## begin

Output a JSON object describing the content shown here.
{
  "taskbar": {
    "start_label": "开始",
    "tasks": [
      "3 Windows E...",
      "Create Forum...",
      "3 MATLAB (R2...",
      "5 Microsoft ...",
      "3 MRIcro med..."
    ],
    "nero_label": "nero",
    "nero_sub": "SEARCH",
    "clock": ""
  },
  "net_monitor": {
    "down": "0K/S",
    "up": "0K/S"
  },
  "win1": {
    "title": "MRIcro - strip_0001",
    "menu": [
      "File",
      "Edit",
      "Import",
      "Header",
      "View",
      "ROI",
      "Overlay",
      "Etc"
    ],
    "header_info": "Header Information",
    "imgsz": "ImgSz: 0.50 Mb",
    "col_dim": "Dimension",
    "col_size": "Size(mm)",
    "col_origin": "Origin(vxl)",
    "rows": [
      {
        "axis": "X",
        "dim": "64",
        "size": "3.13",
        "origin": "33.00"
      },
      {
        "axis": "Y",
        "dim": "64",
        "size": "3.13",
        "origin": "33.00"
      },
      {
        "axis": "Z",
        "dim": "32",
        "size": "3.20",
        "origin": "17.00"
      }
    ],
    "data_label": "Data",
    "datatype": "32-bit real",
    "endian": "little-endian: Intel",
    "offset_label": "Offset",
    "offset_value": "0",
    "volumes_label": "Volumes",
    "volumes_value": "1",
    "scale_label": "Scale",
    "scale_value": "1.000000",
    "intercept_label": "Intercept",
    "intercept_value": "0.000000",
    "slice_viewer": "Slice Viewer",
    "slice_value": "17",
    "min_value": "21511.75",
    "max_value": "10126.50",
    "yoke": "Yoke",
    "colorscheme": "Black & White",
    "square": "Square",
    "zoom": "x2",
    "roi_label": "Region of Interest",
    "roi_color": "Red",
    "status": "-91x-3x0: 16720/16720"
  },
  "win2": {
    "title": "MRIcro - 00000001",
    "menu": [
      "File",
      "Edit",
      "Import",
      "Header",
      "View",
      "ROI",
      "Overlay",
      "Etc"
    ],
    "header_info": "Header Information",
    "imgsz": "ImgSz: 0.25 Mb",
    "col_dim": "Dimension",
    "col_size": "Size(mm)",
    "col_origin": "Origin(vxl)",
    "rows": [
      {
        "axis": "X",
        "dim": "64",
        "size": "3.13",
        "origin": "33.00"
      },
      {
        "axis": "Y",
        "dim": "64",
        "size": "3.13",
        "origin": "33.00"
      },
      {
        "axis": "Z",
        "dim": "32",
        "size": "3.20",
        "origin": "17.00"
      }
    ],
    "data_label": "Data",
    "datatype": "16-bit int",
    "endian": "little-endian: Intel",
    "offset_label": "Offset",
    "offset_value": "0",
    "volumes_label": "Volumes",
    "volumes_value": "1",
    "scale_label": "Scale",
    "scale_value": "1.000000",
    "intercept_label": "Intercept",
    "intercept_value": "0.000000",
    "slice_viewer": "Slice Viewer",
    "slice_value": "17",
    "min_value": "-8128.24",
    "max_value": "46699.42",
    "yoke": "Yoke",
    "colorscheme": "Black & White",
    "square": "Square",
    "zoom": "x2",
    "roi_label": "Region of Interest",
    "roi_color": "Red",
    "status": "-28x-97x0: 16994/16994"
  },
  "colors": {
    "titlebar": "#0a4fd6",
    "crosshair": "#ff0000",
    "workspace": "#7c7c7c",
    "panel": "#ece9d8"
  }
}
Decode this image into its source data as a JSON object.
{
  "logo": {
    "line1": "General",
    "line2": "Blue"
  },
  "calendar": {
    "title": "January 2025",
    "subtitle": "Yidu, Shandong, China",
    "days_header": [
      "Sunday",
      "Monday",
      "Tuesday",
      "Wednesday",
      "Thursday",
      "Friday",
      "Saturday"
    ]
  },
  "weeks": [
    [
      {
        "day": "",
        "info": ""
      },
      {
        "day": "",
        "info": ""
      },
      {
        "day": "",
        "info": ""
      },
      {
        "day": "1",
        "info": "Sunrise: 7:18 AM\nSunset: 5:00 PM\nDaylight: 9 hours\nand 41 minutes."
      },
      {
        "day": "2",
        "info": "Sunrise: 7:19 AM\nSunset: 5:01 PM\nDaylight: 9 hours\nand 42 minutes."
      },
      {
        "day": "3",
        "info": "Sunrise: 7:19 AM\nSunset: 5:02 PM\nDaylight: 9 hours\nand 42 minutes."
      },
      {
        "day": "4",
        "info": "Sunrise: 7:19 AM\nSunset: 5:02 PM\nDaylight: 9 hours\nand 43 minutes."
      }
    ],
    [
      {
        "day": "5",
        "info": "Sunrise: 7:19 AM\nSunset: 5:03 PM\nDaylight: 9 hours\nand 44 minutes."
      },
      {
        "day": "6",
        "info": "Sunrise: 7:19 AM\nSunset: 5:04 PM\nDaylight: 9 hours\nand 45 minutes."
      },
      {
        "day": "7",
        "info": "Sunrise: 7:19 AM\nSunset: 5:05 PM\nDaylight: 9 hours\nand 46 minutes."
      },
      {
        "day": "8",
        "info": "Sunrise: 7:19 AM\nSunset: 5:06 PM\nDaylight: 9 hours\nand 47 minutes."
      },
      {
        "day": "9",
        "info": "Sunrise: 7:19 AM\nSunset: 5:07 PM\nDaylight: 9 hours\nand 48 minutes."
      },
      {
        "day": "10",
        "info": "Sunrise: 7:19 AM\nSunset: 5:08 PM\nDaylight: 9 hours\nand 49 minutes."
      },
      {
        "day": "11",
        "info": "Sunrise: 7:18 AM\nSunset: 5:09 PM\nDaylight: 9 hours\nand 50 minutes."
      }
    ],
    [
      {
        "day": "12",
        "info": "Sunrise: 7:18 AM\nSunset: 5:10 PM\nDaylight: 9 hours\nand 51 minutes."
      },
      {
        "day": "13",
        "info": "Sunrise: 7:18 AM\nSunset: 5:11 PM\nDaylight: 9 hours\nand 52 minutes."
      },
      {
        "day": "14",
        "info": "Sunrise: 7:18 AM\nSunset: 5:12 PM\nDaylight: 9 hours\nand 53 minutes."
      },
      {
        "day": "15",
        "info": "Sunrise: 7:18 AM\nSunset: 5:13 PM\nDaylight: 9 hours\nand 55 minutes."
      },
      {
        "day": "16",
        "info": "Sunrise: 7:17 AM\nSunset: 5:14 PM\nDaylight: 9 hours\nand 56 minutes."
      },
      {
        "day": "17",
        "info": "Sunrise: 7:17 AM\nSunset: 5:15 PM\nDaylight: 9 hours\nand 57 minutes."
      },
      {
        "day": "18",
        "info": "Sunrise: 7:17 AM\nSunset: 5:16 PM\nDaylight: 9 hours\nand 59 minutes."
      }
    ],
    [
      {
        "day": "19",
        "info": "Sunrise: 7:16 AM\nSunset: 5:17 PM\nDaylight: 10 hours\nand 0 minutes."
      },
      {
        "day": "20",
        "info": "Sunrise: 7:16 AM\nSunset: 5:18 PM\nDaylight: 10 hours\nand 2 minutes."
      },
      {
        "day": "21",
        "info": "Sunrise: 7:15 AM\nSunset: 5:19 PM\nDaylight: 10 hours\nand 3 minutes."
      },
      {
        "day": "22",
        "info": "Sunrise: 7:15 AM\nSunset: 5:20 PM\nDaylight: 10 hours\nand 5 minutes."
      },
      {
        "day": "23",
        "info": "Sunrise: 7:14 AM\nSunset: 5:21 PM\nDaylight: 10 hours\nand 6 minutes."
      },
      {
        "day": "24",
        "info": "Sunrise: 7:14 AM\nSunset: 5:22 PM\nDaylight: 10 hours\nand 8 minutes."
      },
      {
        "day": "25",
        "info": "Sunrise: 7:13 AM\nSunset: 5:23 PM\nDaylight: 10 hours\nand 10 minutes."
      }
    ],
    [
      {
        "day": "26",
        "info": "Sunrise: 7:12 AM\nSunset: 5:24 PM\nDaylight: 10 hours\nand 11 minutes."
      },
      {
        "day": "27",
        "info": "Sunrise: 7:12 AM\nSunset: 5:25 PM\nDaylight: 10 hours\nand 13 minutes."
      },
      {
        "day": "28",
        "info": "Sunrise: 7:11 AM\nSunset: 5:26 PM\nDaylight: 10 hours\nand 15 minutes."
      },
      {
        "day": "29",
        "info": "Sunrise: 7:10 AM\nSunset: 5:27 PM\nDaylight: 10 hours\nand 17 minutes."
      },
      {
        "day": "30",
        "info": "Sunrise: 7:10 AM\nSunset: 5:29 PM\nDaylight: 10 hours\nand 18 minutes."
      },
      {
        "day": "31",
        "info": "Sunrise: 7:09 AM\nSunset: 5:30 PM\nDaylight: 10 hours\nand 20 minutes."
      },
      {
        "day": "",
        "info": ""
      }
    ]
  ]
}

## end

From the data above, copy each line that has the string "datatype".

    "datatype": "32-bit real",
    "datatype": "16-bit int",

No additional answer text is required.